Collected data:
··········
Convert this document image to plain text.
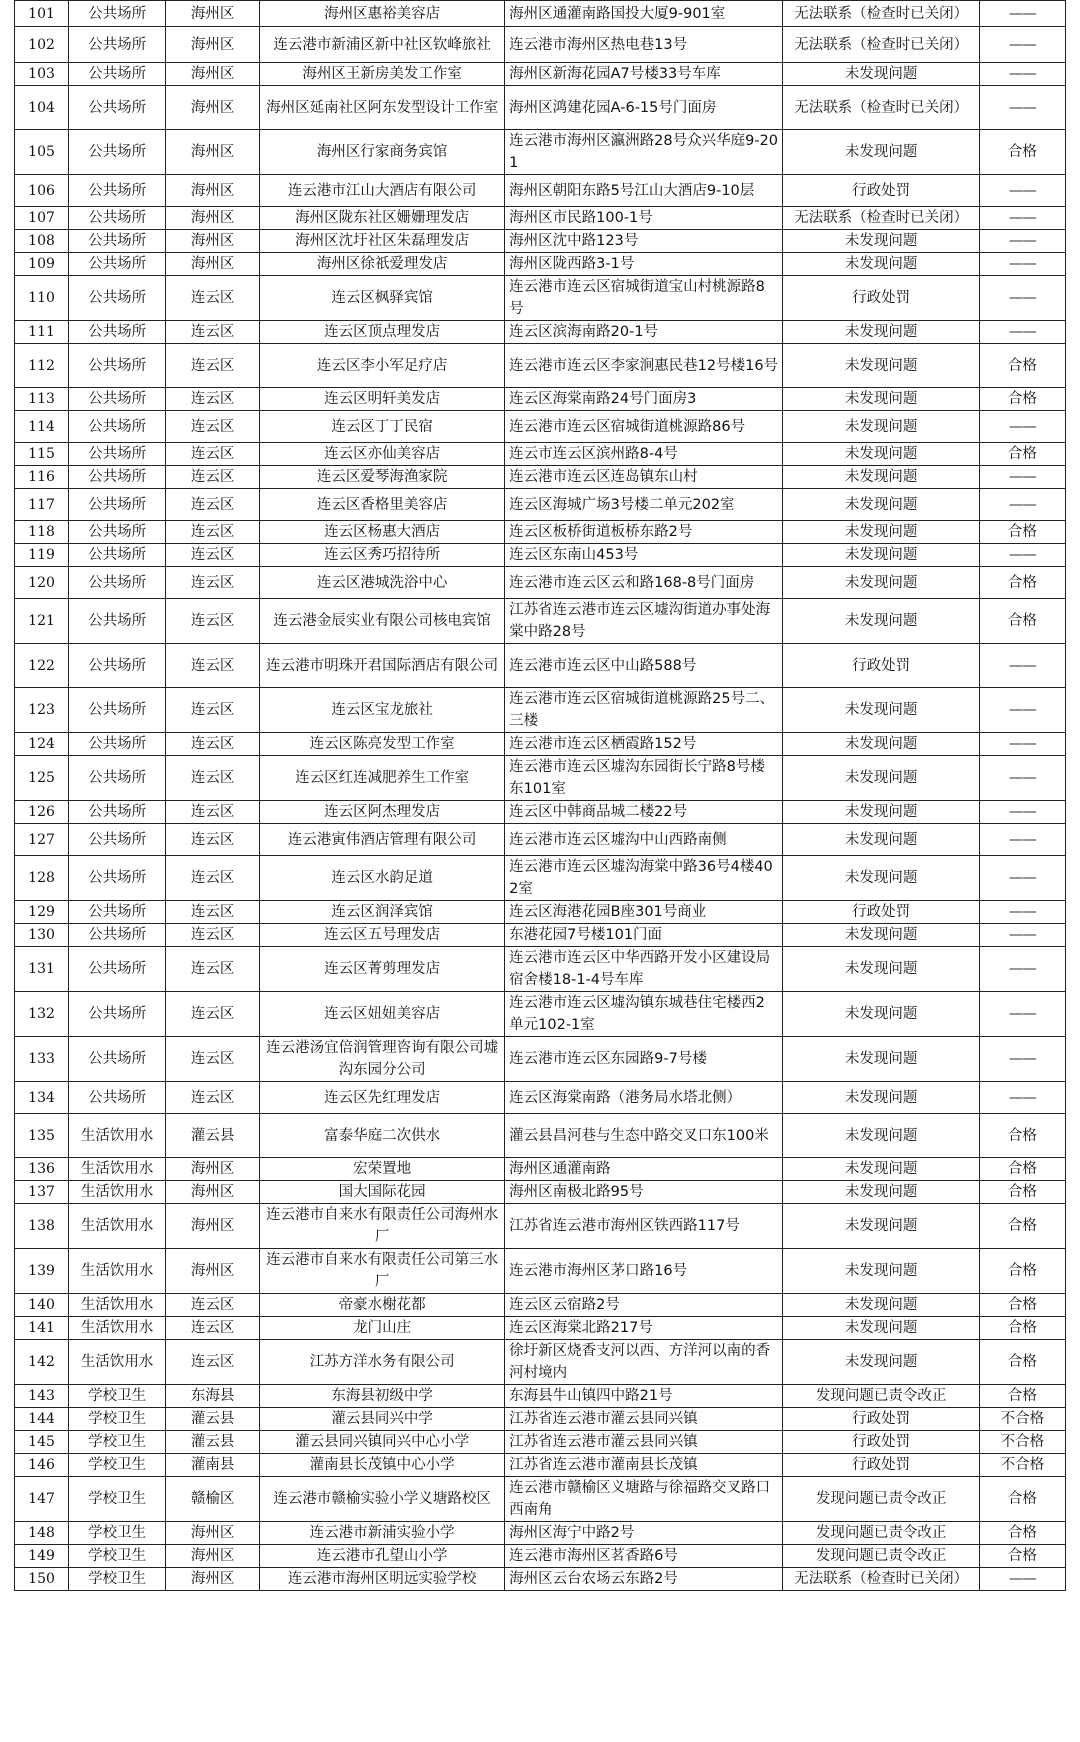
101	公共场所	海州区	海州区惠裕美容店	海州区通灌南路国投大厦9-901室	无法联系（检查时已关闭）	——
102	公共场所	海州区	连云港市新浦区新中社区钦峰旅社	连云港市海州区热电巷13号	无法联系（检查时已关闭）	——
103	公共场所	海州区	海州区王新房美发工作室	海州区新海花园A7号楼33号车库	未发现问题	——
104	公共场所	海州区	海州区延南社区阿东发型设计工作室	海州区鸿建花园A-6-15号门面房	无法联系（检查时已关闭）	——
105	公共场所	海州区	海州区行家商务宾馆	连云港市海州区瀛洲路28号众兴华庭9-201	未发现问题	合格
106	公共场所	海州区	连云港市江山大酒店有限公司	海州区朝阳东路5号江山大酒店9-10层	行政处罚	——
107	公共场所	海州区	海州区陇东社区姗姗理发店	海州区市民路100-1号	无法联系（检查时已关闭）	——
108	公共场所	海州区	海州区沈圩社区朱磊理发店	海州区沈中路123号	未发现问题	——
109	公共场所	海州区	海州区徐祇爱理发店	海州区陇西路3-1号	未发现问题	——
110	公共场所	连云区	连云区枫驿宾馆	连云港市连云区宿城街道宝山村桃源路8号	行政处罚	——
111	公共场所	连云区	连云区顶点理发店	连云区滨海南路20-1号	未发现问题	——
112	公共场所	连云区	连云区李小军足疗店	连云港市连云区李家涧惠民巷12号楼16号	未发现问题	合格
113	公共场所	连云区	连云区明轩美发店	连云区海棠南路24号门面房3	未发现问题	合格
114	公共场所	连云区	连云区丁丁民宿	连云港市连云区宿城街道桃源路86号	未发现问题	——
115	公共场所	连云区	连云区亦仙美容店	连云市连云区滨州路8-4号	未发现问题	合格
116	公共场所	连云区	连云区爱琴海渔家院	连云港市连云区连岛镇东山村	未发现问题	——
117	公共场所	连云区	连云区香格里美容店	连云区海城广场3号楼二单元202室	未发现问题	——
118	公共场所	连云区	连云区杨惠大酒店	连云区板桥街道板桥东路2号	未发现问题	合格
119	公共场所	连云区	连云区秀巧招待所	连云区东南山453号	未发现问题	——
120	公共场所	连云区	连云区港城洗浴中心	连云港市连云区云和路168-8号门面房	未发现问题	合格
121	公共场所	连云区	连云港金辰实业有限公司核电宾馆	江苏省连云港市连云区墟沟街道办事处海棠中路28号	未发现问题	合格
122	公共场所	连云区	连云港市明珠开君国际酒店有限公司	连云港市连云区中山路588号	行政处罚	——
123	公共场所	连云区	连云区宝龙旅社	连云港市连云区宿城街道桃源路25号二、三楼	未发现问题	——
124	公共场所	连云区	连云区陈亮发型工作室	连云港市连云区栖霞路152号	未发现问题	——
125	公共场所	连云区	连云区红连减肥养生工作室	连云港市连云区墟沟东园街长宁路8号楼东101室	未发现问题	——
126	公共场所	连云区	连云区阿杰理发店	连云区中韩商品城二楼22号	未发现问题	——
127	公共场所	连云区	连云港寅伟酒店管理有限公司	连云港市连云区墟沟中山西路南侧	未发现问题	——
128	公共场所	连云区	连云区水韵足道	连云港市连云区墟沟海棠中路36号4楼402室	未发现问题	——
129	公共场所	连云区	连云区润泽宾馆	连云区海港花园B座301号商业	行政处罚	——
130	公共场所	连云区	连云区五号理发店	东港花园7号楼101门面	未发现问题	——
131	公共场所	连云区	连云区菁剪理发店	连云港市连云区中华西路开发小区建设局宿舍楼18-1-4号车库	未发现问题	——
132	公共场所	连云区	连云区妞妞美容店	连云港市连云区墟沟镇东城巷住宅楼西2单元102-1室	未发现问题	——
133	公共场所	连云区	连云港汤宜倍润管理咨询有限公司墟沟东园分公司	连云港市连云区东园路9-7号楼	未发现问题	——
134	公共场所	连云区	连云区先红理发店	连云区海棠南路（港务局水塔北侧）	未发现问题	——
135	生活饮用水	灌云县	富泰华庭二次供水	灌云县昌河巷与生态中路交叉口东100米	未发现问题	合格
136	生活饮用水	海州区	宏荣置地	海州区通灌南路	未发现问题	合格
137	生活饮用水	海州区	国大国际花园	海州区南极北路95号	未发现问题	合格
138	生活饮用水	海州区	连云港市自来水有限责任公司海州水厂	江苏省连云港市海州区铁西路117号	未发现问题	合格
139	生活饮用水	海州区	连云港市自来水有限责任公司第三水厂	连云港市海州区茅口路16号	未发现问题	合格
140	生活饮用水	连云区	帝豪水榭花都	连云区云宿路2号	未发现问题	合格
141	生活饮用水	连云区	龙门山庄	连云区海棠北路217号	未发现问题	合格
142	生活饮用水	连云区	江苏方洋水务有限公司	徐圩新区烧香支河以西、方洋河以南的香河村境内	未发现问题	合格
143	学校卫生	东海县	东海县初级中学	东海县牛山镇四中路21号	发现问题已责令改正	合格
144	学校卫生	灌云县	灌云县同兴中学	江苏省连云港市灌云县同兴镇	行政处罚	不合格
145	学校卫生	灌云县	灌云县同兴镇同兴中心小学	江苏省连云港市灌云县同兴镇	行政处罚	不合格
146	学校卫生	灌南县	灌南县长茂镇中心小学	江苏省连云港市灌南县长茂镇	行政处罚	不合格
147	学校卫生	赣榆区	连云港市赣榆实验小学义塘路校区	连云港市赣榆区义塘路与徐福路交叉路口西南角	发现问题已责令改正	合格
148	学校卫生	海州区	连云港市新浦实验小学	海州区海宁中路2号	发现问题已责令改正	合格
149	学校卫生	海州区	连云港市孔望山小学	连云港市海州区茗香路6号	发现问题已责令改正	合格
150	学校卫生	海州区	连云港市海州区明远实验学校	海州区云台农场云东路2号	无法联系（检查时已关闭）	——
··········
Identify every line above that includes the word "发现问题已责令改正", and show those lines.

143	学校卫生	东海县	东海县初级中学	东海县牛山镇四中路21号	发现问题已责令改正	合格
147	学校卫生	赣榆区	连云港市赣榆实验小学义塘路校区	连云港市赣榆区义塘路与徐福路交叉路口西南角	发现问题已责令改正	合格
148	学校卫生	海州区	连云港市新浦实验小学	海州区海宁中路2号	发现问题已责令改正	合格
149	学校卫生	海州区	连云港市孔望山小学	连云港市海州区茗香路6号	发现问题已责令改正	合格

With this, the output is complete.